SUPPLIED MATERIAL:
· · ·

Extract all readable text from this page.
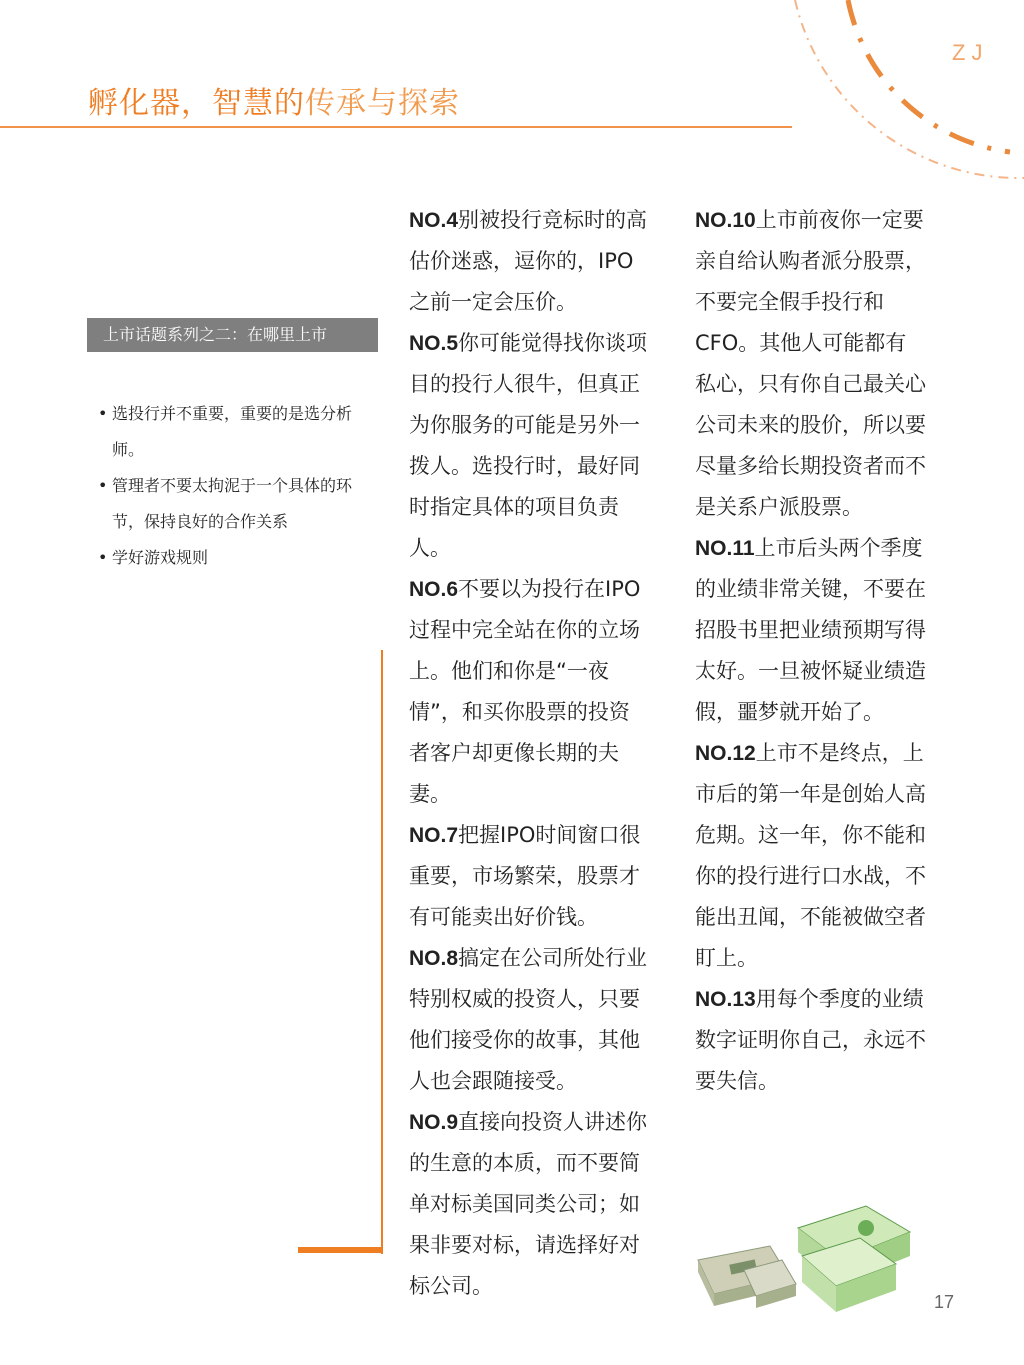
ZJ
孵化器，智慧的传承与探索
上市话题系列之二：在哪里上市
• 选投行并不重要，重要的是选分析师。
• 管理者不要太拘泥于一个具体的环节，保持良好的合作关系
• 学好游戏规则

NO.4别被投行竞标时的高估价迷惑，逗你的，IPO之前一定会压价。

NO.5你可能觉得找你谈项目的投行人很牛，但真正为你服务的可能是另外一拨人。选投行时，最好同时指定具体的项目负责人。

NO.6不要以为投行在IPO过程中完全站在你的立场上。他们和你是“一夜情”，和买你股票的投资者客户却更像长期的夫妻。

NO.7把握IPO时间窗口很重要，市场繁荣，股票才有可能卖出好价钱。

NO.8搞定在公司所处行业特别权威的投资人，只要他们接受你的故事，其他人也会跟随接受。

NO.9直接向投资人讲述你的生意的本质，而不要简单对标美国同类公司；如果非要对标，请选择好对标公司。

NO.10上市前夜你一定要亲自给认购者派分股票，不要完全假手投行和CFO。其他人可能都有私心，只有你自己最关心公司未来的股价，所以要尽量多给长期投资者而不是关系户派股票。

NO.11上市后头两个季度的业绩非常关键，不要在招股书里把业绩预期写得太好。一旦被怀疑业绩造假，噩梦就开始了。

NO.12上市不是终点，上市后的第一年是创始人高危期。这一年，你不能和你的投行进行口水战，不能出丑闻，不能被做空者盯上。

NO.13用每个季度的业绩数字证明你自己，永远不要失信。

17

· · ·

WHAT IS EXPECTED: Leave every image out, and retype the material exactly.

RESULT OF THIS TASK:
Extract all readable text from this page.
ZJ
孵化器，智慧的传承与探索
上市话题系列之二：在哪里上市
• 选投行并不重要，重要的是选分析师。
• 管理者不要太拘泥于一个具体的环节，保持良好的合作关系
• 学好游戏规则

NO.4别被投行竞标时的高估价迷惑，逗你的，IPO之前一定会压价。

NO.5你可能觉得找你谈项目的投行人很牛，但真正为你服务的可能是另外一拨人。选投行时，最好同时指定具体的项目负责人。

NO.6不要以为投行在IPO过程中完全站在你的立场上。他们和你是“一夜情”，和买你股票的投资者客户却更像长期的夫妻。

NO.7把握IPO时间窗口很重要，市场繁荣，股票才有可能卖出好价钱。

NO.8搞定在公司所处行业特别权威的投资人，只要他们接受你的故事，其他人也会跟随接受。

NO.9直接向投资人讲述你的生意的本质，而不要简单对标美国同类公司；如果非要对标，请选择好对标公司。

NO.10上市前夜你一定要亲自给认购者派分股票，不要完全假手投行和CFO。其他人可能都有私心，只有你自己最关心公司未来的股价，所以要尽量多给长期投资者而不是关系户派股票。

NO.11上市后头两个季度的业绩非常关键，不要在招股书里把业绩预期写得太好。一旦被怀疑业绩造假，噩梦就开始了。

NO.12上市不是终点，上市后的第一年是创始人高危期。这一年，你不能和你的投行进行口水战，不能出丑闻，不能被做空者盯上。

NO.13用每个季度的业绩数字证明你自己，永远不要失信。

17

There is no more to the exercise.